§ What the exercise asks
Repeat the whole of the data, keeping every detail the same.

§ Records for processing
[BEGIN]

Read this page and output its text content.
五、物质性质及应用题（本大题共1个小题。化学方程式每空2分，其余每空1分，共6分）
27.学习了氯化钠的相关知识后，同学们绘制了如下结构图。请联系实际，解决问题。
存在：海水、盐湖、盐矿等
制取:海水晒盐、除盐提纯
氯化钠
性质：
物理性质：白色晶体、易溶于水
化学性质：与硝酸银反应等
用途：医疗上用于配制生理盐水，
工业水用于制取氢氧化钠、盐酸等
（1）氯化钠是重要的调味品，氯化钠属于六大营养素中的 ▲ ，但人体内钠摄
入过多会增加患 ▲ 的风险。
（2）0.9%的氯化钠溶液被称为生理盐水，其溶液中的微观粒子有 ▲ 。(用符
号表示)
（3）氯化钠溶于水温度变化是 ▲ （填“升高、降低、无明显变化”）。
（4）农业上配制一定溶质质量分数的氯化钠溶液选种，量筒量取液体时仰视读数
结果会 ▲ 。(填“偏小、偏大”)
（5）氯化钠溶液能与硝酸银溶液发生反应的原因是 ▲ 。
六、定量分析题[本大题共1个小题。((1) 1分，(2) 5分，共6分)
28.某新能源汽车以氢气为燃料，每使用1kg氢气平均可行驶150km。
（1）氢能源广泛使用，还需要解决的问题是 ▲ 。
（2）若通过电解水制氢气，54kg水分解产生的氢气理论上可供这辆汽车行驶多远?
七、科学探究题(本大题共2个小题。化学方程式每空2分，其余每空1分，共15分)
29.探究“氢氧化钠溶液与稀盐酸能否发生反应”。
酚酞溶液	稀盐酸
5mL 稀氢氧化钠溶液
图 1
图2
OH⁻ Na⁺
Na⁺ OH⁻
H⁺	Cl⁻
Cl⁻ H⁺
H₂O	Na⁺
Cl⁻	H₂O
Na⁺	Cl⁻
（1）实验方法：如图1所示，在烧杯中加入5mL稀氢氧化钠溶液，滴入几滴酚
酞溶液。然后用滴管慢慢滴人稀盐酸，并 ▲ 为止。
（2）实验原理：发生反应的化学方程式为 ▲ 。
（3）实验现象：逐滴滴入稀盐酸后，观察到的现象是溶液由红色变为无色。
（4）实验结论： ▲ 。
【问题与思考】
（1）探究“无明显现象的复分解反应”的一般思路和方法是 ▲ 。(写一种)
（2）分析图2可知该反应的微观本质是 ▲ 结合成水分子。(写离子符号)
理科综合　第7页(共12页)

[END]

§ Written response
Read this page and output its text content.
五、物质性质及应用题（本大题共1个小题。化学方程式每空2分，其余每空1分，共6分）
27.学习了氯化钠的相关知识后，同学们绘制了如下结构图。请联系实际，解决问题。
存在：海水、盐湖、盐矿等
制取:海水晒盐、除盐提纯
氯化钠
性质：
物理性质：白色晶体、易溶于水
化学性质：与硝酸银反应等
用途：医疗上用于配制生理盐水，
工业水用于制取氢氧化钠、盐酸等
（1）氯化钠是重要的调味品，氯化钠属于六大营养素中的 ▲ ，但人体内钠摄
入过多会增加患 ▲ 的风险。
（2）0.9%的氯化钠溶液被称为生理盐水，其溶液中的微观粒子有 ▲ 。(用符
号表示)
（3）氯化钠溶于水温度变化是 ▲ （填“升高、降低、无明显变化”）。
（4）农业上配制一定溶质质量分数的氯化钠溶液选种，量筒量取液体时仰视读数
结果会 ▲ 。(填“偏小、偏大”)
（5）氯化钠溶液能与硝酸银溶液发生反应的原因是 ▲ 。
六、定量分析题[本大题共1个小题。((1) 1分，(2) 5分，共6分)
28.某新能源汽车以氢气为燃料，每使用1kg氢气平均可行驶150km。
（1）氢能源广泛使用，还需要解决的问题是 ▲ 。
（2）若通过电解水制氢气，54kg水分解产生的氢气理论上可供这辆汽车行驶多远?
七、科学探究题(本大题共2个小题。化学方程式每空2分，其余每空1分，共15分)
29.探究“氢氧化钠溶液与稀盐酸能否发生反应”。
酚酞溶液	稀盐酸
5mL 稀氢氧化钠溶液
图 1
图2
OH⁻ Na⁺
Na⁺ OH⁻
H⁺	Cl⁻
Cl⁻ H⁺
H₂O	Na⁺
Cl⁻	H₂O
Na⁺	Cl⁻
（1）实验方法：如图1所示，在烧杯中加入5mL稀氢氧化钠溶液，滴入几滴酚
酞溶液。然后用滴管慢慢滴人稀盐酸，并 ▲ 为止。
（2）实验原理：发生反应的化学方程式为 ▲ 。
（3）实验现象：逐滴滴入稀盐酸后，观察到的现象是溶液由红色变为无色。
（4）实验结论： ▲ 。
【问题与思考】
（1）探究“无明显现象的复分解反应”的一般思路和方法是 ▲ 。(写一种)
（2）分析图2可知该反应的微观本质是 ▲ 结合成水分子。(写离子符号)
理科综合　第7页(共12页)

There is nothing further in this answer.